** Start of TASK DATA **

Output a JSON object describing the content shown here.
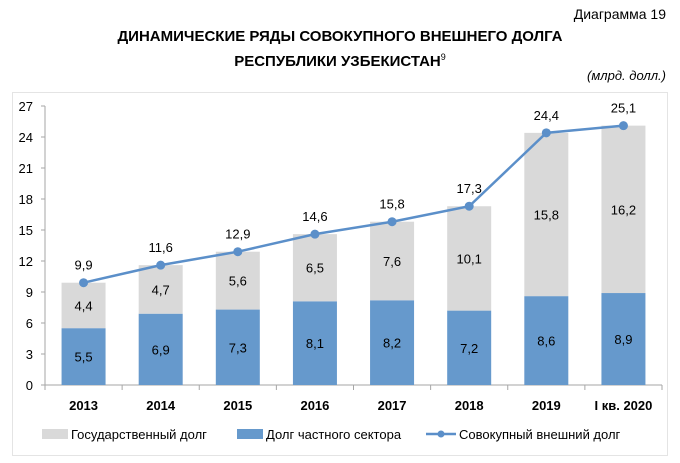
{
  "diagram_label": "Диаграмма 19",
  "title_line1": "ДИНАМИЧЕСКИЕ РЯДЫ СОВОКУПНОГО ВНЕШНЕГО ДОЛГА",
  "title_line2": "РЕСПУБЛИКИ УЗБЕКИСТАН",
  "title_footnote": "9",
  "unit": "(млрд. долл.)",
  "colors": {
    "government": "#d9d9d9",
    "private": "#6699cc",
    "total": "#5b8fc9"
  },
  "chart_data": {
    "type": "bar",
    "stacked": true,
    "categories": [
      "2013",
      "2014",
      "2015",
      "2016",
      "2017",
      "2018",
      "2019",
      "I кв. 2020"
    ],
    "series": [
      {
        "name": "Долг частного сектора",
        "values": [
          5.5,
          6.9,
          7.3,
          8.1,
          8.2,
          7.2,
          8.6,
          8.9
        ],
        "labels": [
          "5,5",
          "6,9",
          "7,3",
          "8,1",
          "8,2",
          "7,2",
          "8,6",
          "8,9"
        ]
      },
      {
        "name": "Государственный долг",
        "values": [
          4.4,
          4.7,
          5.6,
          6.5,
          7.6,
          10.1,
          15.8,
          16.2
        ],
        "labels": [
          "4,4",
          "4,7",
          "5,6",
          "6,5",
          "7,6",
          "10,1",
          "15,8",
          "16,2"
        ]
      },
      {
        "name": "Совокупный внешний долг",
        "type": "line",
        "values": [
          9.9,
          11.6,
          12.9,
          14.6,
          15.8,
          17.3,
          24.4,
          25.1
        ],
        "labels": [
          "9,9",
          "11,6",
          "12,9",
          "14,6",
          "15,8",
          "17,3",
          "24,4",
          "25,1"
        ]
      }
    ],
    "yticks": [
      "0",
      "3",
      "6",
      "9",
      "12",
      "15",
      "18",
      "21",
      "24",
      "27"
    ],
    "ylim": [
      0,
      27
    ],
    "legend": [
      "Государственный долг",
      "Долг частного сектора",
      "Совокупный внешний долг"
    ],
    "legend_position": "bottom"
  }
}
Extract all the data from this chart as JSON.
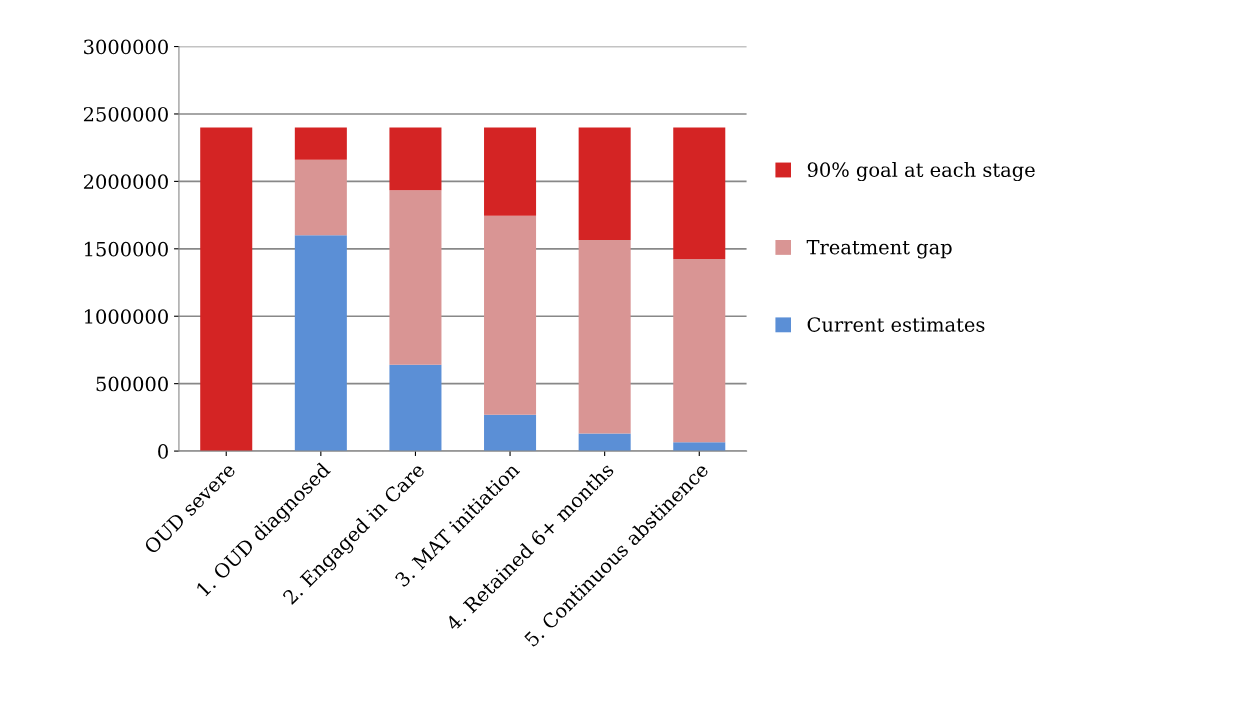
{
  "chart_data": {
    "type": "bar",
    "stacked": true,
    "categories": [
      "OUD severe",
      "1. OUD diagnosed",
      "2. Engaged in Care",
      "3. MAT initiation",
      "4. Retained 6+ months",
      "5. Continuous abstinence"
    ],
    "series": [
      {
        "name": "Current estimates",
        "color": "#5b8fd6",
        "values": [
          0,
          1600000,
          640000,
          270000,
          130000,
          65000
        ]
      },
      {
        "name": "Treatment gap",
        "color": "#d99594",
        "values": [
          0,
          560000,
          1295000,
          1475000,
          1435000,
          1360000
        ]
      },
      {
        "name": "90% goal at each stage",
        "color": "#d42424",
        "values": [
          2400000,
          240000,
          465000,
          655000,
          835000,
          975000
        ]
      }
    ],
    "ylim": [
      0,
      3000000
    ],
    "yticks": [
      0,
      500000,
      1000000,
      1500000,
      2000000,
      2500000,
      3000000
    ],
    "grid": "y",
    "legend": "right"
  }
}
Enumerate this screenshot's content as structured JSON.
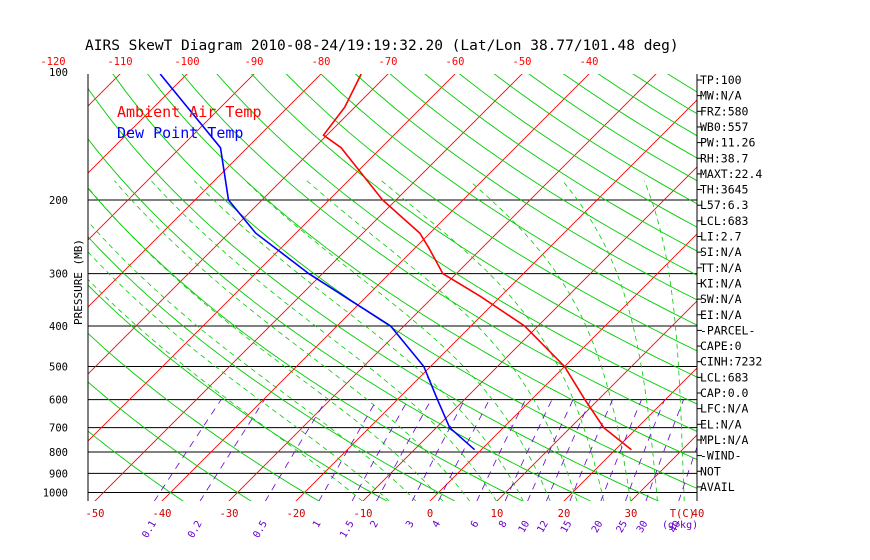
{
  "chart_data": {
    "type": "line",
    "title": "AIRS SkewT Diagram 2010-08-24/19:19:32.20 (Lat/Lon 38.77/101.48 deg)",
    "ylabel": "PRESSURE (MB)",
    "x_bottom_label": "T(C)",
    "x_top_unit": "deg C (top scale)",
    "mixing_ratio_label": "(g/kg)",
    "pressure_ticks": [
      "100",
      "200",
      "300",
      "400",
      "500",
      "600",
      "700",
      "800",
      "900",
      "1000"
    ],
    "pressure_tick_values": [
      100,
      200,
      300,
      400,
      500,
      600,
      700,
      800,
      900,
      1000
    ],
    "pressure_lines": [
      200,
      300,
      400,
      500,
      600,
      700,
      800,
      900,
      1000
    ],
    "bottom_temp_ticks": [
      "-50",
      "-40",
      "-30",
      "-20",
      "-10",
      "0",
      "10",
      "20",
      "30",
      "40"
    ],
    "bottom_temp_values": [
      -50,
      -40,
      -30,
      -20,
      -10,
      0,
      10,
      20,
      30,
      40
    ],
    "top_temp_ticks": [
      "-120",
      "-110",
      "-100",
      "-90",
      "-80",
      "-70",
      "-60",
      "-50",
      "-40"
    ],
    "top_temp_values": [
      -120,
      -110,
      -100,
      -90,
      -80,
      -70,
      -60,
      -50,
      -40
    ],
    "mixing_ratio_ticks": [
      "0.1",
      "0.2",
      "0.5",
      "1",
      "1.5",
      "2",
      "3",
      "4",
      "6",
      "8",
      "10",
      "12",
      "15",
      "20",
      "25",
      "30",
      "40"
    ],
    "mixing_ratio_values": [
      0.1,
      0.2,
      0.5,
      1,
      1.5,
      2,
      3,
      4,
      6,
      8,
      10,
      12,
      15,
      20,
      25,
      30,
      40
    ],
    "legend": [
      {
        "name": "Ambient Air Temp",
        "color": "#ff0000"
      },
      {
        "name": "Dew Point Temp",
        "color": "#0000ff"
      }
    ],
    "series": [
      {
        "name": "Ambient Air Temp",
        "color": "#ff0000",
        "points": [
          {
            "p": 790,
            "t": 22.4
          },
          {
            "p": 700,
            "t": 15.0
          },
          {
            "p": 600,
            "t": 8.0
          },
          {
            "p": 500,
            "t": 0.0
          },
          {
            "p": 400,
            "t": -12.0
          },
          {
            "p": 340,
            "t": -23.0
          },
          {
            "p": 300,
            "t": -32.0
          },
          {
            "p": 260,
            "t": -38.0
          },
          {
            "p": 240,
            "t": -41.5
          },
          {
            "p": 200,
            "t": -52.0
          },
          {
            "p": 150,
            "t": -66.0
          },
          {
            "p": 140,
            "t": -70.5
          },
          {
            "p": 120,
            "t": -71.5
          },
          {
            "p": 100,
            "t": -74.0
          }
        ]
      },
      {
        "name": "Dew Point Temp",
        "color": "#0000ff",
        "points": [
          {
            "p": 790,
            "t": -1.0
          },
          {
            "p": 700,
            "t": -8.0
          },
          {
            "p": 600,
            "t": -14.0
          },
          {
            "p": 500,
            "t": -21.0
          },
          {
            "p": 400,
            "t": -32.0
          },
          {
            "p": 300,
            "t": -52.0
          },
          {
            "p": 240,
            "t": -66.0
          },
          {
            "p": 200,
            "t": -75.0
          },
          {
            "p": 150,
            "t": -84.0
          },
          {
            "p": 100,
            "t": -104.0
          }
        ]
      }
    ]
  },
  "stats": [
    "TP:100",
    "MW:N/A",
    "FRZ:580",
    "WB0:557",
    "PW:11.26",
    "RH:38.7",
    "MAXT:22.4",
    "TH:3645",
    "L57:6.3",
    "LCL:683",
    "LI:2.7",
    "SI:N/A",
    "TT:N/A",
    "KI:N/A",
    "SW:N/A",
    "EI:N/A",
    "-PARCEL-",
    "CAPE:0",
    "CINH:7232",
    "LCL:683",
    "CAP:0.0",
    "LFC:N/A",
    "EL:N/A",
    "MPL:N/A",
    "-WIND-",
    "NOT",
    "AVAIL"
  ],
  "colors": {
    "isotherm": "#ff0000",
    "dry_adiabat": "#00cc00",
    "moist_adiabat": "#00cc00",
    "mixing_ratio": "#6600cc",
    "pressure_line": "#000000",
    "top_scale": "#ff0000",
    "bottom_scale": "#cc0000",
    "mr_scale": "#6600cc"
  }
}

** End of TASK DATA **

PROBLEM TO WORK ON
Restate the whole listing above exactly, please, omitting every image.

ANSWER FOR THIS EXERCISE
Output a JSON object describing the content shown here.
{
  "diagram_label": "Диаграмма 19",
  "title_line1": "ДИНАМИЧЕСКИЕ РЯДЫ СОВОКУПНОГО ВНЕШНЕГО ДОЛГА",
  "title_line2": "РЕСПУБЛИКИ УЗБЕКИСТАН",
  "title_footnote": "9",
  "unit": "(млрд. долл.)",
  "colors": {
    "government": "#d9d9d9",
    "private": "#6699cc",
    "total": "#5b8fc9"
  },
  "chart_data": {
    "type": "bar",
    "stacked": true,
    "categories": [
      "2013",
      "2014",
      "2015",
      "2016",
      "2017",
      "2018",
      "2019",
      "I кв. 2020"
    ],
    "series": [
      {
        "name": "Долг частного сектора",
        "values": [
          5.5,
          6.9,
          7.3,
          8.1,
          8.2,
          7.2,
          8.6,
          8.9
        ],
        "labels": [
          "5,5",
          "6,9",
          "7,3",
          "8,1",
          "8,2",
          "7,2",
          "8,6",
          "8,9"
        ]
      },
      {
        "name": "Государственный долг",
        "values": [
          4.4,
          4.7,
          5.6,
          6.5,
          7.6,
          10.1,
          15.8,
          16.2
        ],
        "labels": [
          "4,4",
          "4,7",
          "5,6",
          "6,5",
          "7,6",
          "10,1",
          "15,8",
          "16,2"
        ]
      },
      {
        "name": "Совокупный внешний долг",
        "type": "line",
        "values": [
          9.9,
          11.6,
          12.9,
          14.6,
          15.8,
          17.3,
          24.4,
          25.1
        ],
        "labels": [
          "9,9",
          "11,6",
          "12,9",
          "14,6",
          "15,8",
          "17,3",
          "24,4",
          "25,1"
        ]
      }
    ],
    "yticks": [
      "0",
      "3",
      "6",
      "9",
      "12",
      "15",
      "18",
      "21",
      "24",
      "27"
    ],
    "ylim": [
      0,
      27
    ],
    "legend": [
      "Государственный долг",
      "Долг частного сектора",
      "Совокупный внешний долг"
    ],
    "legend_position": "bottom"
  }
}
Extract all the data from this chart as JSON.
{
  "chart_data": {
    "type": "bar",
    "stacked": true,
    "categories": [
      "OUD severe",
      "1. OUD diagnosed",
      "2. Engaged in Care",
      "3. MAT initiation",
      "4. Retained 6+ months",
      "5. Continuous abstinence"
    ],
    "series": [
      {
        "name": "Current estimates",
        "color": "#5b8fd6",
        "values": [
          0,
          1600000,
          640000,
          270000,
          130000,
          65000
        ]
      },
      {
        "name": "Treatment gap",
        "color": "#d99594",
        "values": [
          0,
          560000,
          1295000,
          1475000,
          1435000,
          1360000
        ]
      },
      {
        "name": "90% goal at each stage",
        "color": "#d42424",
        "values": [
          2400000,
          240000,
          465000,
          655000,
          835000,
          975000
        ]
      }
    ],
    "ylim": [
      0,
      3000000
    ],
    "yticks": [
      0,
      500000,
      1000000,
      1500000,
      2000000,
      2500000,
      3000000
    ],
    "grid": "y",
    "legend": "right"
  }
}
Enumerate this screenshot's content as structured JSON.
{
  "chart_data": {
    "type": "line",
    "title": "AIRS SkewT Diagram 2010-08-24/19:19:32.20 (Lat/Lon 38.77/101.48 deg)",
    "ylabel": "PRESSURE (MB)",
    "x_bottom_label": "T(C)",
    "x_top_unit": "deg C (top scale)",
    "mixing_ratio_label": "(g/kg)",
    "pressure_ticks": [
      "100",
      "200",
      "300",
      "400",
      "500",
      "600",
      "700",
      "800",
      "900",
      "1000"
    ],
    "pressure_tick_values": [
      100,
      200,
      300,
      400,
      500,
      600,
      700,
      800,
      900,
      1000
    ],
    "pressure_lines": [
      200,
      300,
      400,
      500,
      600,
      700,
      800,
      900,
      1000
    ],
    "bottom_temp_ticks": [
      "-50",
      "-40",
      "-30",
      "-20",
      "-10",
      "0",
      "10",
      "20",
      "30",
      "40"
    ],
    "bottom_temp_values": [
      -50,
      -40,
      -30,
      -20,
      -10,
      0,
      10,
      20,
      30,
      40
    ],
    "top_temp_ticks": [
      "-120",
      "-110",
      "-100",
      "-90",
      "-80",
      "-70",
      "-60",
      "-50",
      "-40"
    ],
    "top_temp_values": [
      -120,
      -110,
      -100,
      -90,
      -80,
      -70,
      -60,
      -50,
      -40
    ],
    "mixing_ratio_ticks": [
      "0.1",
      "0.2",
      "0.5",
      "1",
      "1.5",
      "2",
      "3",
      "4",
      "6",
      "8",
      "10",
      "12",
      "15",
      "20",
      "25",
      "30",
      "40"
    ],
    "mixing_ratio_values": [
      0.1,
      0.2,
      0.5,
      1,
      1.5,
      2,
      3,
      4,
      6,
      8,
      10,
      12,
      15,
      20,
      25,
      30,
      40
    ],
    "legend": [
      {
        "name": "Ambient Air Temp",
        "color": "#ff0000"
      },
      {
        "name": "Dew Point Temp",
        "color": "#0000ff"
      }
    ],
    "series": [
      {
        "name": "Ambient Air Temp",
        "color": "#ff0000",
        "points": [
          {
            "p": 790,
            "t": 22.4
          },
          {
            "p": 700,
            "t": 15.0
          },
          {
            "p": 600,
            "t": 8.0
          },
          {
            "p": 500,
            "t": 0.0
          },
          {
            "p": 400,
            "t": -12.0
          },
          {
            "p": 340,
            "t": -23.0
          },
          {
            "p": 300,
            "t": -32.0
          },
          {
            "p": 260,
            "t": -38.0
          },
          {
            "p": 240,
            "t": -41.5
          },
          {
            "p": 200,
            "t": -52.0
          },
          {
            "p": 150,
            "t": -66.0
          },
          {
            "p": 140,
            "t": -70.5
          },
          {
            "p": 120,
            "t": -71.5
          },
          {
            "p": 100,
            "t": -74.0
          }
        ]
      },
      {
        "name": "Dew Point Temp",
        "color": "#0000ff",
        "points": [
          {
            "p": 790,
            "t": -1.0
          },
          {
            "p": 700,
            "t": -8.0
          },
          {
            "p": 600,
            "t": -14.0
          },
          {
            "p": 500,
            "t": -21.0
          },
          {
            "p": 400,
            "t": -32.0
          },
          {
            "p": 300,
            "t": -52.0
          },
          {
            "p": 240,
            "t": -66.0
          },
          {
            "p": 200,
            "t": -75.0
          },
          {
            "p": 150,
            "t": -84.0
          },
          {
            "p": 100,
            "t": -104.0
          }
        ]
      }
    ]
  },
  "stats": [
    "TP:100",
    "MW:N/A",
    "FRZ:580",
    "WB0:557",
    "PW:11.26",
    "RH:38.7",
    "MAXT:22.4",
    "TH:3645",
    "L57:6.3",
    "LCL:683",
    "LI:2.7",
    "SI:N/A",
    "TT:N/A",
    "KI:N/A",
    "SW:N/A",
    "EI:N/A",
    "-PARCEL-",
    "CAPE:0",
    "CINH:7232",
    "LCL:683",
    "CAP:0.0",
    "LFC:N/A",
    "EL:N/A",
    "MPL:N/A",
    "-WIND-",
    "NOT",
    "AVAIL"
  ],
  "colors": {
    "isotherm": "#ff0000",
    "dry_adiabat": "#00cc00",
    "moist_adiabat": "#00cc00",
    "mixing_ratio": "#6600cc",
    "pressure_line": "#000000",
    "top_scale": "#ff0000",
    "bottom_scale": "#cc0000",
    "mr_scale": "#6600cc"
  }
}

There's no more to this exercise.